>> Begin INPUT RECORDS

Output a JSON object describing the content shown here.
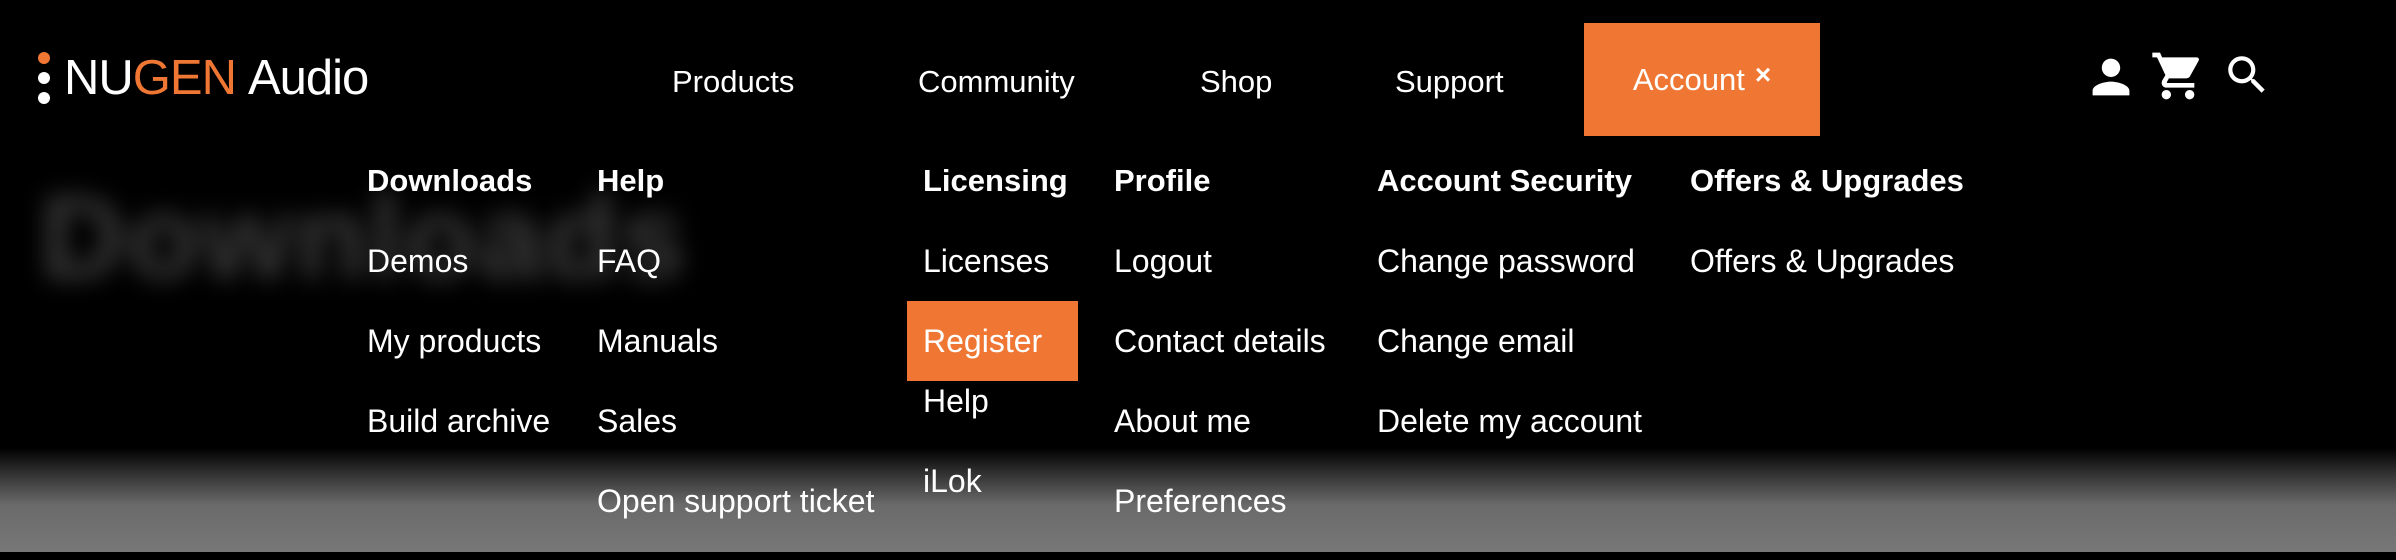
{
  "bg_title": "Downloads",
  "brand": {
    "part1": "NU",
    "part2": "GEN",
    "part3": "Audio",
    "accent": "#ef7733"
  },
  "nav": {
    "products": "Products",
    "community": "Community",
    "shop": "Shop",
    "support": "Support",
    "account": "Account",
    "close_glyph": "×"
  },
  "icons": {
    "user": "user-icon",
    "cart": "cart-icon",
    "search": "search-icon"
  },
  "menu": [
    {
      "heading": "Downloads",
      "links": [
        "Demos",
        "My products",
        "Build archive"
      ]
    },
    {
      "heading": "Help",
      "links": [
        "FAQ",
        "Manuals",
        "Sales",
        "Open support ticket"
      ]
    },
    {
      "heading": "Licensing",
      "links": [
        "Licenses",
        "Register",
        "Help",
        "iLok"
      ],
      "active": "Register"
    },
    {
      "heading": "Profile",
      "links": [
        "Logout",
        "Contact details",
        "About me",
        "Preferences"
      ]
    },
    {
      "heading": "Account Security",
      "links": [
        "Change password",
        "Change email",
        "Delete my account"
      ]
    },
    {
      "heading": "Offers & Upgrades",
      "links": [
        "Offers & Upgrades"
      ]
    }
  ]
}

>> End INPUT RECORDS

Repeat the data exactly, dropping every picture it holds.

Output a JSON object describing the content shown here.
{
  "bg_title": "Downloads",
  "brand": {
    "part1": "NU",
    "part2": "GEN",
    "part3": "Audio",
    "accent": "#ef7733"
  },
  "nav": {
    "products": "Products",
    "community": "Community",
    "shop": "Shop",
    "support": "Support",
    "account": "Account",
    "close_glyph": "×"
  },
  "icons": {
    "user": "user-icon",
    "cart": "cart-icon",
    "search": "search-icon"
  },
  "menu": [
    {
      "heading": "Downloads",
      "links": [
        "Demos",
        "My products",
        "Build archive"
      ]
    },
    {
      "heading": "Help",
      "links": [
        "FAQ",
        "Manuals",
        "Sales",
        "Open support ticket"
      ]
    },
    {
      "heading": "Licensing",
      "links": [
        "Licenses",
        "Register",
        "Help",
        "iLok"
      ],
      "active": "Register"
    },
    {
      "heading": "Profile",
      "links": [
        "Logout",
        "Contact details",
        "About me",
        "Preferences"
      ]
    },
    {
      "heading": "Account Security",
      "links": [
        "Change password",
        "Change email",
        "Delete my account"
      ]
    },
    {
      "heading": "Offers & Upgrades",
      "links": [
        "Offers & Upgrades"
      ]
    }
  ]
}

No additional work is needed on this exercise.